GIVEN PROBLEM => Your task is to give the number of lines in the listing that include "sistema", and nothing else.

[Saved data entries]
"""

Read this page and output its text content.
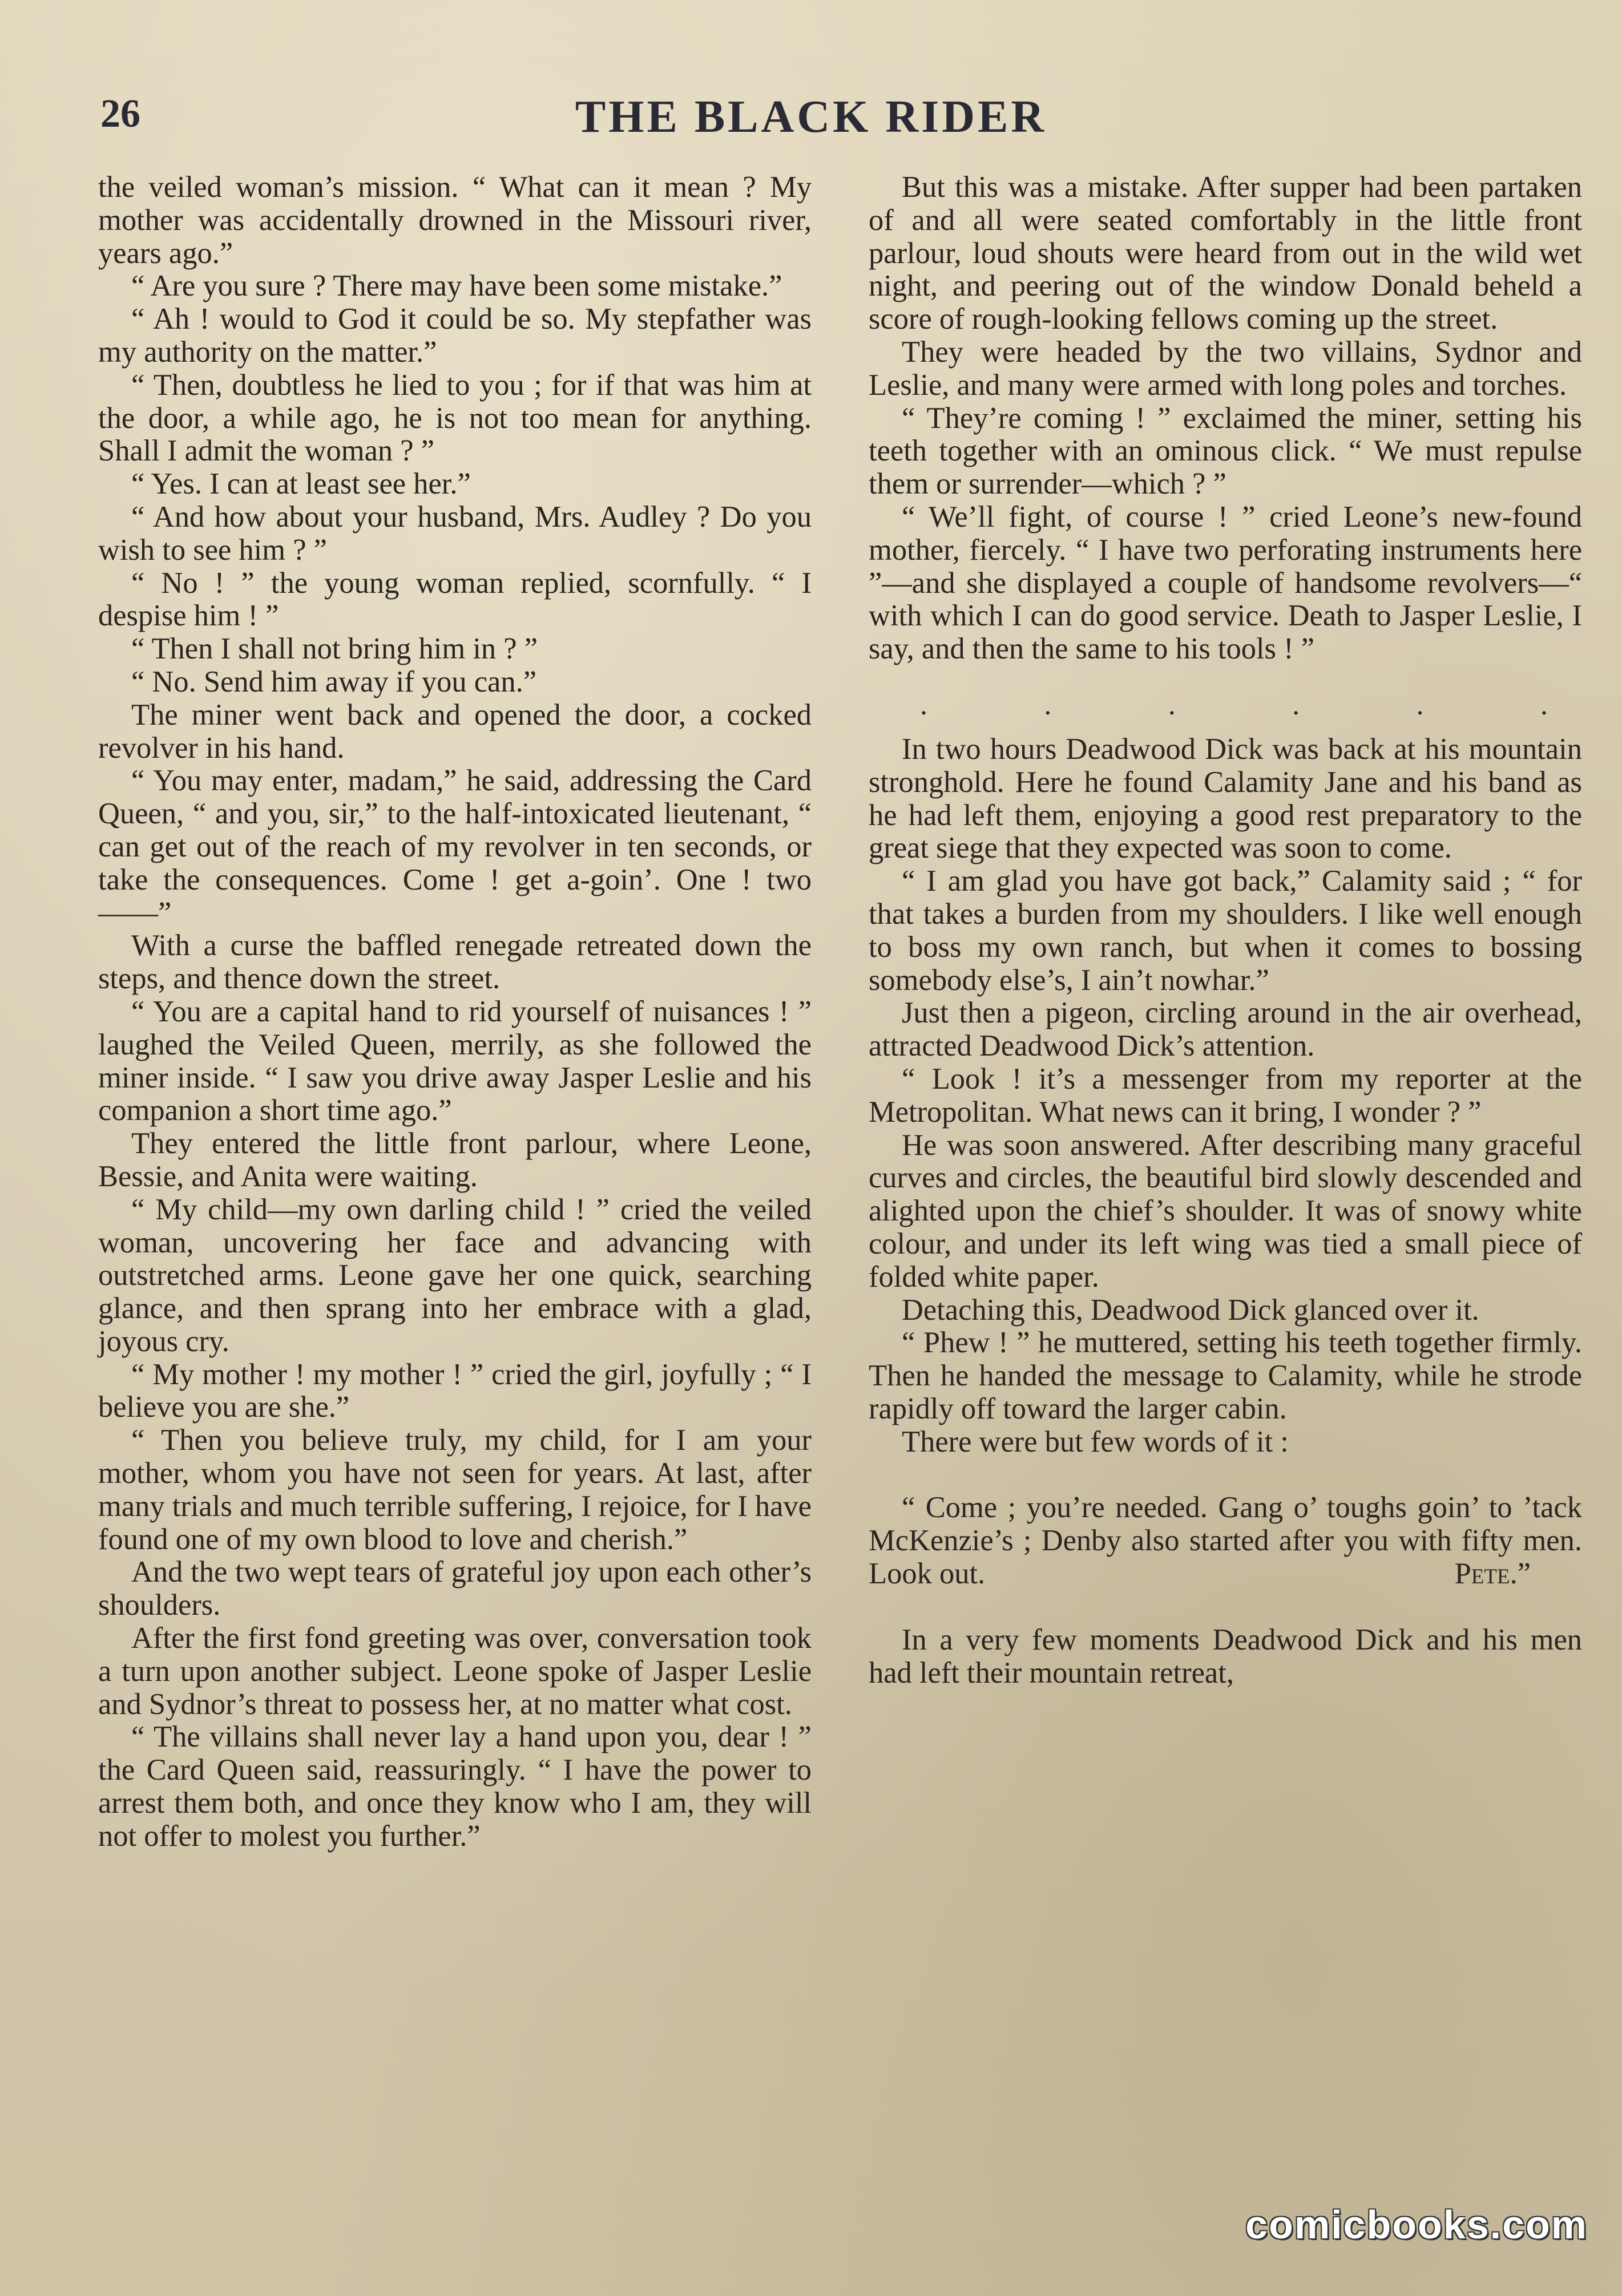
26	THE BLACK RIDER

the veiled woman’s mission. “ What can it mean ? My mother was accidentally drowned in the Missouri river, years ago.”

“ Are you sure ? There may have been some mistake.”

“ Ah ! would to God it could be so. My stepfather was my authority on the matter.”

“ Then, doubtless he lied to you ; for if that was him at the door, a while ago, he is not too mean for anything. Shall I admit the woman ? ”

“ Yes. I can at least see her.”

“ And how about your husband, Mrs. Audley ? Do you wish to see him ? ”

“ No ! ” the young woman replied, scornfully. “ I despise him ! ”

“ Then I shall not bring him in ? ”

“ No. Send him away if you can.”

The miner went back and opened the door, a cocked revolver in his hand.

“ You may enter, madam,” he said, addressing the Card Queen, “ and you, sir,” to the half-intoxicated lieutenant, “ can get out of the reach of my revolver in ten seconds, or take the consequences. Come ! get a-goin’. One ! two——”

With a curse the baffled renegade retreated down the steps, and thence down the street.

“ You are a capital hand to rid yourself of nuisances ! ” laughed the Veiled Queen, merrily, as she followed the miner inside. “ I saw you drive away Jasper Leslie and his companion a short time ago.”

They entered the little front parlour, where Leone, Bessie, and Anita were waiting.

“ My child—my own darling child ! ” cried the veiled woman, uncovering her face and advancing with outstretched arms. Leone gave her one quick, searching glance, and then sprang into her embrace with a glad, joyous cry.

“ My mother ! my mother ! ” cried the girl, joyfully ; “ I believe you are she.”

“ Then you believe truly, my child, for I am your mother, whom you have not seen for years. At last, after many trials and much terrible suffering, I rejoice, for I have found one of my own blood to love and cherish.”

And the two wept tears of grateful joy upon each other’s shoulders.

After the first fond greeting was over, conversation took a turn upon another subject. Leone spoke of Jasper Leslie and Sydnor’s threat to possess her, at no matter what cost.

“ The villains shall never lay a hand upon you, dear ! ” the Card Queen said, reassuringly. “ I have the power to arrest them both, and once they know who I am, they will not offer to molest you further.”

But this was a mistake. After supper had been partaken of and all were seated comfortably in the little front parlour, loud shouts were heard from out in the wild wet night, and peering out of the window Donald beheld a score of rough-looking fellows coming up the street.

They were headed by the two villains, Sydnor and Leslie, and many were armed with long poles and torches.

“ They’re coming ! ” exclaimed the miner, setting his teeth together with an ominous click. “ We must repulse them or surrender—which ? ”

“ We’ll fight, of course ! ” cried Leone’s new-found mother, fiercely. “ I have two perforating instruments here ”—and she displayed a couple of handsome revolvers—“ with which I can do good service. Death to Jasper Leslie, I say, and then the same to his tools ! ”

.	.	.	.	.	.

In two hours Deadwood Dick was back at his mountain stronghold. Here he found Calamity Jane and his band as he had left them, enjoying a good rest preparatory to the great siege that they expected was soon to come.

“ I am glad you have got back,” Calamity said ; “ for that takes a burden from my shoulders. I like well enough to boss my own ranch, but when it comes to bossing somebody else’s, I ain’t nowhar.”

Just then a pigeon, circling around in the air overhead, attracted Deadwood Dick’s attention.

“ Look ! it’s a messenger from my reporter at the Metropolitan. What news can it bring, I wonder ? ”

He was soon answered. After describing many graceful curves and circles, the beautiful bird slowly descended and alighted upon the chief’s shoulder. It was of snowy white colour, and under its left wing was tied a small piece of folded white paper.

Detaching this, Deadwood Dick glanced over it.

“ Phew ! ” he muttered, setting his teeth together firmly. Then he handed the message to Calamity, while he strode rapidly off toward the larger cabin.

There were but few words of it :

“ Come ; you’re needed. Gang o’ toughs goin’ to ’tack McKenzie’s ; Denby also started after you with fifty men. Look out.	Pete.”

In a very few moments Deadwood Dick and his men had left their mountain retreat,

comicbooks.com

"""
"""

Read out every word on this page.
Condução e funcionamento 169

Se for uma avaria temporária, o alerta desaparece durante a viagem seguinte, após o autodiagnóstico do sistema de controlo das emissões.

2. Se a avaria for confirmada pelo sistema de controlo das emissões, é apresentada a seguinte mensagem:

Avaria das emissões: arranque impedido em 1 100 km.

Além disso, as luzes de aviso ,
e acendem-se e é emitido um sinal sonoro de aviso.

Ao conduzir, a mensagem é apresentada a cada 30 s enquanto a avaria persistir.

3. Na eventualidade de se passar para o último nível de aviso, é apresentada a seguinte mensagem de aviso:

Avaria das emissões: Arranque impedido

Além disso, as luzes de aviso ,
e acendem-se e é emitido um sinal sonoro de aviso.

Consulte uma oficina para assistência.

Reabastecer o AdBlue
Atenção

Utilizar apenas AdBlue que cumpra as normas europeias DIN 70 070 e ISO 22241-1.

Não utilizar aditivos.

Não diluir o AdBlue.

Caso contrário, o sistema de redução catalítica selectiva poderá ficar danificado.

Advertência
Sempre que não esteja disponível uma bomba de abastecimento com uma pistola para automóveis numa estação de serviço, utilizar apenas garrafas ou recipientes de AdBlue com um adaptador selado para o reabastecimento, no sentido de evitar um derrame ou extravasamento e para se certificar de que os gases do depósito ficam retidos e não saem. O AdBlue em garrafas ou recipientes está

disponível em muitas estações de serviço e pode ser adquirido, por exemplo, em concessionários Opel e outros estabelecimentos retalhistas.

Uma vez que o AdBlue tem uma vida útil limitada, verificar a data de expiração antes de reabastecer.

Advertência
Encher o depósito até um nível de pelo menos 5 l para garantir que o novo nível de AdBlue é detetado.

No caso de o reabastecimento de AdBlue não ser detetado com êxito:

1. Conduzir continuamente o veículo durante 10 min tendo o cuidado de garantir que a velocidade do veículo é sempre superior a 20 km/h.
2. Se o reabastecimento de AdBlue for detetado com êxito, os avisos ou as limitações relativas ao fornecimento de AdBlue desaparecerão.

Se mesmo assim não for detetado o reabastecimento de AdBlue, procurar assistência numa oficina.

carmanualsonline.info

"""

CORRECT ANSWER => 3